(Some records)
## START

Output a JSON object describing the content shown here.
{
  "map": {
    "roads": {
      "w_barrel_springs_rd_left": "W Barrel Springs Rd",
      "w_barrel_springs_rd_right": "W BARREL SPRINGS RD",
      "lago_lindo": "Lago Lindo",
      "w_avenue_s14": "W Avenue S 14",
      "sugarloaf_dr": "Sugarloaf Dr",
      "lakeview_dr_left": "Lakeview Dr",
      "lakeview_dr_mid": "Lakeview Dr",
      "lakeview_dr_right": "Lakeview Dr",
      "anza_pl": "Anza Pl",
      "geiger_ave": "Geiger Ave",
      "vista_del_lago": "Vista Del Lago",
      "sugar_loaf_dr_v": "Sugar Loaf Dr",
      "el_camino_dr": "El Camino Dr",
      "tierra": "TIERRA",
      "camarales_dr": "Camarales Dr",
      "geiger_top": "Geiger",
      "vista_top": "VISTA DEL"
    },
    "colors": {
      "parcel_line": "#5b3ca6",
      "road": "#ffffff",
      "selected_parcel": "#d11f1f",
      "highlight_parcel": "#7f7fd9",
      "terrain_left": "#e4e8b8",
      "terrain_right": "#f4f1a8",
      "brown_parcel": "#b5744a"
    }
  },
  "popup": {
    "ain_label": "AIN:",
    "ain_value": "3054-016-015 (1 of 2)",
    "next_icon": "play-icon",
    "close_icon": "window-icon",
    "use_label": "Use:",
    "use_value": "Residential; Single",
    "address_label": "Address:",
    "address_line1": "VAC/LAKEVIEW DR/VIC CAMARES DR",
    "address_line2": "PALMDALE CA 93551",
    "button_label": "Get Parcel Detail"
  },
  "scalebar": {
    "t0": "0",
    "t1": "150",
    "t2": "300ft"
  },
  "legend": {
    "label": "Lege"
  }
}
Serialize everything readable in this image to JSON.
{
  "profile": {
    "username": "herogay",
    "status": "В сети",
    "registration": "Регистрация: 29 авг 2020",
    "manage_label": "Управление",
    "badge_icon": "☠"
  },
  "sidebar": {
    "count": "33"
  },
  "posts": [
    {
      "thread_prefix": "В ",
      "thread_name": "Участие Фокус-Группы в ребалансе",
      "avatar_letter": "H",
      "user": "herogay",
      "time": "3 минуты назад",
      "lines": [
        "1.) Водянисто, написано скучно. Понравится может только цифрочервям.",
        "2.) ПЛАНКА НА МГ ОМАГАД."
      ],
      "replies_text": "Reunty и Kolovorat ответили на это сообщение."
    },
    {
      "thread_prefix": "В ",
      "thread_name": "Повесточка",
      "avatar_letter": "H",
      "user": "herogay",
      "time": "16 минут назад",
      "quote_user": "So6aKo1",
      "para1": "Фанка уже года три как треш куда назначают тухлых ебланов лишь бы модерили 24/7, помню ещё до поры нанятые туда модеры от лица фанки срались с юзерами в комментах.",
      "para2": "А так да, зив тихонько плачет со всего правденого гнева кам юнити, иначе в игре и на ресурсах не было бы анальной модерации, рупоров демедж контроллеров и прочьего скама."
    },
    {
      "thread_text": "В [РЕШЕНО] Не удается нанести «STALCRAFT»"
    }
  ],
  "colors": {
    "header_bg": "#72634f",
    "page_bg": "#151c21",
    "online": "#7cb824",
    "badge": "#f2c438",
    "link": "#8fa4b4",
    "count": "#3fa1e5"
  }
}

## END

◆ **WHAT IS ASKED**
Output each entry precisely as given.

◆ **WRITTEN ANSWER**
Output a JSON object describing the content shown here.
{
  "map": {
    "roads": {
      "w_barrel_springs_rd_left": "W Barrel Springs Rd",
      "w_barrel_springs_rd_right": "W BARREL SPRINGS RD",
      "lago_lindo": "Lago Lindo",
      "w_avenue_s14": "W Avenue S 14",
      "sugarloaf_dr": "Sugarloaf Dr",
      "lakeview_dr_left": "Lakeview Dr",
      "lakeview_dr_mid": "Lakeview Dr",
      "lakeview_dr_right": "Lakeview Dr",
      "anza_pl": "Anza Pl",
      "geiger_ave": "Geiger Ave",
      "vista_del_lago": "Vista Del Lago",
      "sugar_loaf_dr_v": "Sugar Loaf Dr",
      "el_camino_dr": "El Camino Dr",
      "tierra": "TIERRA",
      "camarales_dr": "Camarales Dr",
      "geiger_top": "Geiger",
      "vista_top": "VISTA DEL"
    },
    "colors": {
      "parcel_line": "#5b3ca6",
      "road": "#ffffff",
      "selected_parcel": "#d11f1f",
      "highlight_parcel": "#7f7fd9",
      "terrain_left": "#e4e8b8",
      "terrain_right": "#f4f1a8",
      "brown_parcel": "#b5744a"
    }
  },
  "popup": {
    "ain_label": "AIN:",
    "ain_value": "3054-016-015 (1 of 2)",
    "next_icon": "play-icon",
    "close_icon": "window-icon",
    "use_label": "Use:",
    "use_value": "Residential; Single",
    "address_label": "Address:",
    "address_line1": "VAC/LAKEVIEW DR/VIC CAMARES DR",
    "address_line2": "PALMDALE CA 93551",
    "button_label": "Get Parcel Detail"
  },
  "scalebar": {
    "t0": "0",
    "t1": "150",
    "t2": "300ft"
  },
  "legend": {
    "label": "Lege"
  }
}
Serialize everything readable in this image to JSON.
{
  "profile": {
    "username": "herogay",
    "status": "В сети",
    "registration": "Регистрация: 29 авг 2020",
    "manage_label": "Управление",
    "badge_icon": "☠"
  },
  "sidebar": {
    "count": "33"
  },
  "posts": [
    {
      "thread_prefix": "В ",
      "thread_name": "Участие Фокус-Группы в ребалансе",
      "avatar_letter": "H",
      "user": "herogay",
      "time": "3 минуты назад",
      "lines": [
        "1.) Водянисто, написано скучно. Понравится может только цифрочервям.",
        "2.) ПЛАНКА НА МГ ОМАГАД."
      ],
      "replies_text": "Reunty и Kolovorat ответили на это сообщение."
    },
    {
      "thread_prefix": "В ",
      "thread_name": "Повесточка",
      "avatar_letter": "H",
      "user": "herogay",
      "time": "16 минут назад",
      "quote_user": "So6aKo1",
      "para1": "Фанка уже года три как треш куда назначают тухлых ебланов лишь бы модерили 24/7, помню ещё до поры нанятые туда модеры от лица фанки срались с юзерами в комментах.",
      "para2": "А так да, зив тихонько плачет со всего правденого гнева кам юнити, иначе в игре и на ресурсах не было бы анальной модерации, рупоров демедж контроллеров и прочьего скама."
    },
    {
      "thread_text": "В [РЕШЕНО] Не удается нанести «STALCRAFT»"
    }
  ],
  "colors": {
    "header_bg": "#72634f",
    "page_bg": "#151c21",
    "online": "#7cb824",
    "badge": "#f2c438",
    "link": "#8fa4b4",
    "count": "#3fa1e5"
  }
}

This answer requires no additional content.